§ AIM OF THE TASK:
All entries must be repeated exactly; do not include the pictures.

§ DATA FOR THE TASK:
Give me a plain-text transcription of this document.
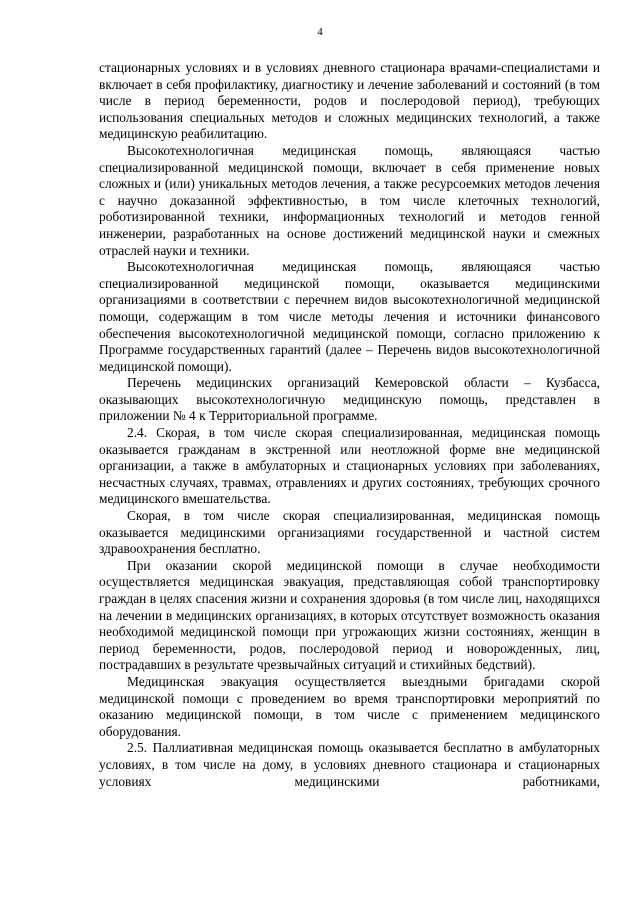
4

стационарных условиях и в условиях дневного стационара врачами-специалистами и включает в себя профилактику, диагностику и лечение заболеваний и состояний (в том числе в период беременности, родов и послеродовой период), требующих использования специальных методов и сложных медицинских технологий, а также медицинскую реабилитацию.

Высокотехнологичная медицинская помощь, являющаяся частью специализированной медицинской помощи, включает в себя применение новых сложных и (или) уникальных методов лечения, а также ресурсоемких методов лечения с научно доказанной эффективностью, в том числе клеточных технологий, роботизированной техники, информационных технологий и методов генной инженерии, разработанных на основе достижений медицинской науки и смежных отраслей науки и техники.

Высокотехнологичная медицинская помощь, являющаяся частью специализированной медицинской помощи, оказывается медицинскими организациями в соответствии с перечнем видов высокотехнологичной медицинской помощи, содержащим в том числе методы лечения и источники финансового обеспечения высокотехнологичной медицинской помощи, согласно приложению к Программе государственных гарантий (далее – Перечень видов высокотехнологичной медицинской помощи).

Перечень медицинских организаций Кемеровской области – Кузбасса, оказывающих высокотехнологичную медицинскую помощь, представлен в приложении № 4 к Территориальной программе.

2.4. Скорая, в том числе скорая специализированная, медицинская помощь оказывается гражданам в экстренной или неотложной форме вне медицинской организации, а также в амбулаторных и стационарных условиях при заболеваниях, несчастных случаях, травмах, отравлениях и других состояниях, требующих срочного медицинского вмешательства.

Скорая, в том числе скорая специализированная, медицинская помощь оказывается медицинскими организациями государственной и частной систем здравоохранения бесплатно.

При оказании скорой медицинской помощи в случае необходимости осуществляется медицинская эвакуация, представляющая собой транспортировку граждан в целях спасения жизни и сохранения здоровья (в том числе лиц, находящихся на лечении в медицинских организациях, в которых отсутствует возможность оказания необходимой медицинской помощи при угрожающих жизни состояниях, женщин в период беременности, родов, послеродовой период и новорожденных, лиц, пострадавших в результате чрезвычайных ситуаций и стихийных бедствий).

Медицинская эвакуация осуществляется выездными бригадами скорой медицинской помощи с проведением во время транспортировки мероприятий по оказанию медицинской помощи, в том числе с применением медицинского оборудования.

2.5. Паллиативная медицинская помощь оказывается бесплатно в амбулаторных условиях, в том числе на дому, в условиях дневного стационара и стационарных условиях медицинскими работниками,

§ PROBLEM SOLUTION:
Give me a plain-text transcription of this document.
4

стационарных условиях и в условиях дневного стационара врачами-специалистами и включает в себя профилактику, диагностику и лечение заболеваний и состояний (в том числе в период беременности, родов и послеродовой период), требующих использования специальных методов и сложных медицинских технологий, а также медицинскую реабилитацию.

Высокотехнологичная медицинская помощь, являющаяся частью специализированной медицинской помощи, включает в себя применение новых сложных и (или) уникальных методов лечения, а также ресурсоемких методов лечения с научно доказанной эффективностью, в том числе клеточных технологий, роботизированной техники, информационных технологий и методов генной инженерии, разработанных на основе достижений медицинской науки и смежных отраслей науки и техники.

Высокотехнологичная медицинская помощь, являющаяся частью специализированной медицинской помощи, оказывается медицинскими организациями в соответствии с перечнем видов высокотехнологичной медицинской помощи, содержащим в том числе методы лечения и источники финансового обеспечения высокотехнологичной медицинской помощи, согласно приложению к Программе государственных гарантий (далее – Перечень видов высокотехнологичной медицинской помощи).

Перечень медицинских организаций Кемеровской области – Кузбасса, оказывающих высокотехнологичную медицинскую помощь, представлен в приложении № 4 к Территориальной программе.

2.4. Скорая, в том числе скорая специализированная, медицинская помощь оказывается гражданам в экстренной или неотложной форме вне медицинской организации, а также в амбулаторных и стационарных условиях при заболеваниях, несчастных случаях, травмах, отравлениях и других состояниях, требующих срочного медицинского вмешательства.

Скорая, в том числе скорая специализированная, медицинская помощь оказывается медицинскими организациями государственной и частной систем здравоохранения бесплатно.

При оказании скорой медицинской помощи в случае необходимости осуществляется медицинская эвакуация, представляющая собой транспортировку граждан в целях спасения жизни и сохранения здоровья (в том числе лиц, находящихся на лечении в медицинских организациях, в которых отсутствует возможность оказания необходимой медицинской помощи при угрожающих жизни состояниях, женщин в период беременности, родов, послеродовой период и новорожденных, лиц, пострадавших в результате чрезвычайных ситуаций и стихийных бедствий).

Медицинская эвакуация осуществляется выездными бригадами скорой медицинской помощи с проведением во время транспортировки мероприятий по оказанию медицинской помощи, в том числе с применением медицинского оборудования.

2.5. Паллиативная медицинская помощь оказывается бесплатно в амбулаторных условиях, в том числе на дому, в условиях дневного стационара и стационарных условиях медицинскими работниками,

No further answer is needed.